+++ Information shown

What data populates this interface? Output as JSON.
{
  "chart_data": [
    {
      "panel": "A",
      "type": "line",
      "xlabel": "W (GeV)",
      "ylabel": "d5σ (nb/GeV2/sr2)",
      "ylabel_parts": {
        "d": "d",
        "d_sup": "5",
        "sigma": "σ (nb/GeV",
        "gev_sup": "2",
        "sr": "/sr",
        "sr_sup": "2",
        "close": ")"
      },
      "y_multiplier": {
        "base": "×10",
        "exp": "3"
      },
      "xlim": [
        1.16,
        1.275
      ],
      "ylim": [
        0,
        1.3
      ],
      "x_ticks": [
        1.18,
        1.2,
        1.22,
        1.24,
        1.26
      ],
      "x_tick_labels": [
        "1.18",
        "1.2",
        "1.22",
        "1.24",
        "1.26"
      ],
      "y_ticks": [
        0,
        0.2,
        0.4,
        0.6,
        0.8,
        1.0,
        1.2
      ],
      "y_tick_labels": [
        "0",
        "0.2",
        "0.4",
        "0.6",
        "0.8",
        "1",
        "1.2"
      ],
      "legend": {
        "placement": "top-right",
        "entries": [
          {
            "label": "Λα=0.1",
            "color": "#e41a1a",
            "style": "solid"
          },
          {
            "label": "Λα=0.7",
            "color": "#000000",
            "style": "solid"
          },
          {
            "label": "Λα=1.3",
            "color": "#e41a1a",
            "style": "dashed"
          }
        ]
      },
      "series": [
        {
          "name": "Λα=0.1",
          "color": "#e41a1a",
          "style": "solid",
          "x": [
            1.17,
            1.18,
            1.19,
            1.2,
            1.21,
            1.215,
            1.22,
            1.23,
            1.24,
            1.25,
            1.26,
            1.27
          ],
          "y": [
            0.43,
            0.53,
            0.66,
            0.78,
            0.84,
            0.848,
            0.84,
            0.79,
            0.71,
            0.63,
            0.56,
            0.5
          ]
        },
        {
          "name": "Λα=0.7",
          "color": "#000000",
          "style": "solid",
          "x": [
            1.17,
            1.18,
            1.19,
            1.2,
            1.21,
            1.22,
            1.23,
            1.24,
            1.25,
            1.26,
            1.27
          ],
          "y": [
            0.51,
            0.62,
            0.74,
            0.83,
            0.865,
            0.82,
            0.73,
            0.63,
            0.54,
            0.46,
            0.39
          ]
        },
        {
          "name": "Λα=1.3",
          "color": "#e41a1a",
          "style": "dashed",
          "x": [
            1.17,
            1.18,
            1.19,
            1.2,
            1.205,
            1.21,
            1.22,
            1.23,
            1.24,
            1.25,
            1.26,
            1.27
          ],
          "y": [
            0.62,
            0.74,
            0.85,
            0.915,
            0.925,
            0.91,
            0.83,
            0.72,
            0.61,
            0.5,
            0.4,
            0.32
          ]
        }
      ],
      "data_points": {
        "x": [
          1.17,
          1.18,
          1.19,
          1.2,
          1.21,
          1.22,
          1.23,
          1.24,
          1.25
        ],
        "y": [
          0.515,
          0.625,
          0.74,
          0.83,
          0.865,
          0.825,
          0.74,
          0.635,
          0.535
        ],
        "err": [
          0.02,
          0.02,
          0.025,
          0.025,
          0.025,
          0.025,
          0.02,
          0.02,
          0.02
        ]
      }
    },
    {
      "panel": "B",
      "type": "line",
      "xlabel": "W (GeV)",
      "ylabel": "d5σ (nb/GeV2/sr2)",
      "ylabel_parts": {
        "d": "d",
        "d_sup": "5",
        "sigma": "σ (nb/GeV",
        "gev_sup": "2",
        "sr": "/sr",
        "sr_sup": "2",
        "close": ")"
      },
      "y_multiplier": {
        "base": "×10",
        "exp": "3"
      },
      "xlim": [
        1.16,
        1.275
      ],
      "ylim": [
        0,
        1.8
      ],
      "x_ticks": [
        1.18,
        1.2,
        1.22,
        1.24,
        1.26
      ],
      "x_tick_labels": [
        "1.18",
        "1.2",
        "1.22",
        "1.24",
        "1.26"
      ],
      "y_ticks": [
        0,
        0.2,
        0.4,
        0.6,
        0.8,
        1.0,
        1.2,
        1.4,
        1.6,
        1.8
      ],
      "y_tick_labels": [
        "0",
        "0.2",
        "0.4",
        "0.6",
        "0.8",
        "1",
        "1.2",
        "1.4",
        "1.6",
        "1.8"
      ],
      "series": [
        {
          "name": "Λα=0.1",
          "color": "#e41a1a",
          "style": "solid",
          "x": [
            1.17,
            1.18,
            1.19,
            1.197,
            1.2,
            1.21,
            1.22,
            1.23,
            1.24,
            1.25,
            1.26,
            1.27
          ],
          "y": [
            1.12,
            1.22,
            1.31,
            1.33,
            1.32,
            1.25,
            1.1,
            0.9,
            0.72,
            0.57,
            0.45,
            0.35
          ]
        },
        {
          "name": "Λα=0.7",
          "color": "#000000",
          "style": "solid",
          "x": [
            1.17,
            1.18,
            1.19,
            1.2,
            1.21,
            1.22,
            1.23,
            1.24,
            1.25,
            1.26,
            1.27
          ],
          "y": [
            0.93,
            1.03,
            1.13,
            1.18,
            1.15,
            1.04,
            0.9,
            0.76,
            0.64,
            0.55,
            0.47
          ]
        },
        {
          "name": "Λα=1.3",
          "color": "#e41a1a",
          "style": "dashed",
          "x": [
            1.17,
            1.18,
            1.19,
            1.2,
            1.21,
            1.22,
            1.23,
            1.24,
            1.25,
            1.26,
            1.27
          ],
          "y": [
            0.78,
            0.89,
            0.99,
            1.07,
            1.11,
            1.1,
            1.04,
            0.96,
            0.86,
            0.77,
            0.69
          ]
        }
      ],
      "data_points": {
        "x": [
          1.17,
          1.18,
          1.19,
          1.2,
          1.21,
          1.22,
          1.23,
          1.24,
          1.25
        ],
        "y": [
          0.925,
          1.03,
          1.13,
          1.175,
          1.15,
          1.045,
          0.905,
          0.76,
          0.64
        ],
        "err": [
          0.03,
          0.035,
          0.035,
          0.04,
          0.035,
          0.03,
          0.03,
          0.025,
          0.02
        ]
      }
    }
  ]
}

++++++

#### Task requirements
Copy out all of the records above with nothing altered.

#### Output of the task
What data populates this interface? Output as JSON.
{
  "chart_data": [
    {
      "panel": "A",
      "type": "line",
      "xlabel": "W (GeV)",
      "ylabel": "d5σ (nb/GeV2/sr2)",
      "ylabel_parts": {
        "d": "d",
        "d_sup": "5",
        "sigma": "σ (nb/GeV",
        "gev_sup": "2",
        "sr": "/sr",
        "sr_sup": "2",
        "close": ")"
      },
      "y_multiplier": {
        "base": "×10",
        "exp": "3"
      },
      "xlim": [
        1.16,
        1.275
      ],
      "ylim": [
        0,
        1.3
      ],
      "x_ticks": [
        1.18,
        1.2,
        1.22,
        1.24,
        1.26
      ],
      "x_tick_labels": [
        "1.18",
        "1.2",
        "1.22",
        "1.24",
        "1.26"
      ],
      "y_ticks": [
        0,
        0.2,
        0.4,
        0.6,
        0.8,
        1.0,
        1.2
      ],
      "y_tick_labels": [
        "0",
        "0.2",
        "0.4",
        "0.6",
        "0.8",
        "1",
        "1.2"
      ],
      "legend": {
        "placement": "top-right",
        "entries": [
          {
            "label": "Λα=0.1",
            "color": "#e41a1a",
            "style": "solid"
          },
          {
            "label": "Λα=0.7",
            "color": "#000000",
            "style": "solid"
          },
          {
            "label": "Λα=1.3",
            "color": "#e41a1a",
            "style": "dashed"
          }
        ]
      },
      "series": [
        {
          "name": "Λα=0.1",
          "color": "#e41a1a",
          "style": "solid",
          "x": [
            1.17,
            1.18,
            1.19,
            1.2,
            1.21,
            1.215,
            1.22,
            1.23,
            1.24,
            1.25,
            1.26,
            1.27
          ],
          "y": [
            0.43,
            0.53,
            0.66,
            0.78,
            0.84,
            0.848,
            0.84,
            0.79,
            0.71,
            0.63,
            0.56,
            0.5
          ]
        },
        {
          "name": "Λα=0.7",
          "color": "#000000",
          "style": "solid",
          "x": [
            1.17,
            1.18,
            1.19,
            1.2,
            1.21,
            1.22,
            1.23,
            1.24,
            1.25,
            1.26,
            1.27
          ],
          "y": [
            0.51,
            0.62,
            0.74,
            0.83,
            0.865,
            0.82,
            0.73,
            0.63,
            0.54,
            0.46,
            0.39
          ]
        },
        {
          "name": "Λα=1.3",
          "color": "#e41a1a",
          "style": "dashed",
          "x": [
            1.17,
            1.18,
            1.19,
            1.2,
            1.205,
            1.21,
            1.22,
            1.23,
            1.24,
            1.25,
            1.26,
            1.27
          ],
          "y": [
            0.62,
            0.74,
            0.85,
            0.915,
            0.925,
            0.91,
            0.83,
            0.72,
            0.61,
            0.5,
            0.4,
            0.32
          ]
        }
      ],
      "data_points": {
        "x": [
          1.17,
          1.18,
          1.19,
          1.2,
          1.21,
          1.22,
          1.23,
          1.24,
          1.25
        ],
        "y": [
          0.515,
          0.625,
          0.74,
          0.83,
          0.865,
          0.825,
          0.74,
          0.635,
          0.535
        ],
        "err": [
          0.02,
          0.02,
          0.025,
          0.025,
          0.025,
          0.025,
          0.02,
          0.02,
          0.02
        ]
      }
    },
    {
      "panel": "B",
      "type": "line",
      "xlabel": "W (GeV)",
      "ylabel": "d5σ (nb/GeV2/sr2)",
      "ylabel_parts": {
        "d": "d",
        "d_sup": "5",
        "sigma": "σ (nb/GeV",
        "gev_sup": "2",
        "sr": "/sr",
        "sr_sup": "2",
        "close": ")"
      },
      "y_multiplier": {
        "base": "×10",
        "exp": "3"
      },
      "xlim": [
        1.16,
        1.275
      ],
      "ylim": [
        0,
        1.8
      ],
      "x_ticks": [
        1.18,
        1.2,
        1.22,
        1.24,
        1.26
      ],
      "x_tick_labels": [
        "1.18",
        "1.2",
        "1.22",
        "1.24",
        "1.26"
      ],
      "y_ticks": [
        0,
        0.2,
        0.4,
        0.6,
        0.8,
        1.0,
        1.2,
        1.4,
        1.6,
        1.8
      ],
      "y_tick_labels": [
        "0",
        "0.2",
        "0.4",
        "0.6",
        "0.8",
        "1",
        "1.2",
        "1.4",
        "1.6",
        "1.8"
      ],
      "series": [
        {
          "name": "Λα=0.1",
          "color": "#e41a1a",
          "style": "solid",
          "x": [
            1.17,
            1.18,
            1.19,
            1.197,
            1.2,
            1.21,
            1.22,
            1.23,
            1.24,
            1.25,
            1.26,
            1.27
          ],
          "y": [
            1.12,
            1.22,
            1.31,
            1.33,
            1.32,
            1.25,
            1.1,
            0.9,
            0.72,
            0.57,
            0.45,
            0.35
          ]
        },
        {
          "name": "Λα=0.7",
          "color": "#000000",
          "style": "solid",
          "x": [
            1.17,
            1.18,
            1.19,
            1.2,
            1.21,
            1.22,
            1.23,
            1.24,
            1.25,
            1.26,
            1.27
          ],
          "y": [
            0.93,
            1.03,
            1.13,
            1.18,
            1.15,
            1.04,
            0.9,
            0.76,
            0.64,
            0.55,
            0.47
          ]
        },
        {
          "name": "Λα=1.3",
          "color": "#e41a1a",
          "style": "dashed",
          "x": [
            1.17,
            1.18,
            1.19,
            1.2,
            1.21,
            1.22,
            1.23,
            1.24,
            1.25,
            1.26,
            1.27
          ],
          "y": [
            0.78,
            0.89,
            0.99,
            1.07,
            1.11,
            1.1,
            1.04,
            0.96,
            0.86,
            0.77,
            0.69
          ]
        }
      ],
      "data_points": {
        "x": [
          1.17,
          1.18,
          1.19,
          1.2,
          1.21,
          1.22,
          1.23,
          1.24,
          1.25
        ],
        "y": [
          0.925,
          1.03,
          1.13,
          1.175,
          1.15,
          1.045,
          0.905,
          0.76,
          0.64
        ],
        "err": [
          0.03,
          0.035,
          0.035,
          0.04,
          0.035,
          0.03,
          0.03,
          0.025,
          0.02
        ]
      }
    }
  ]
}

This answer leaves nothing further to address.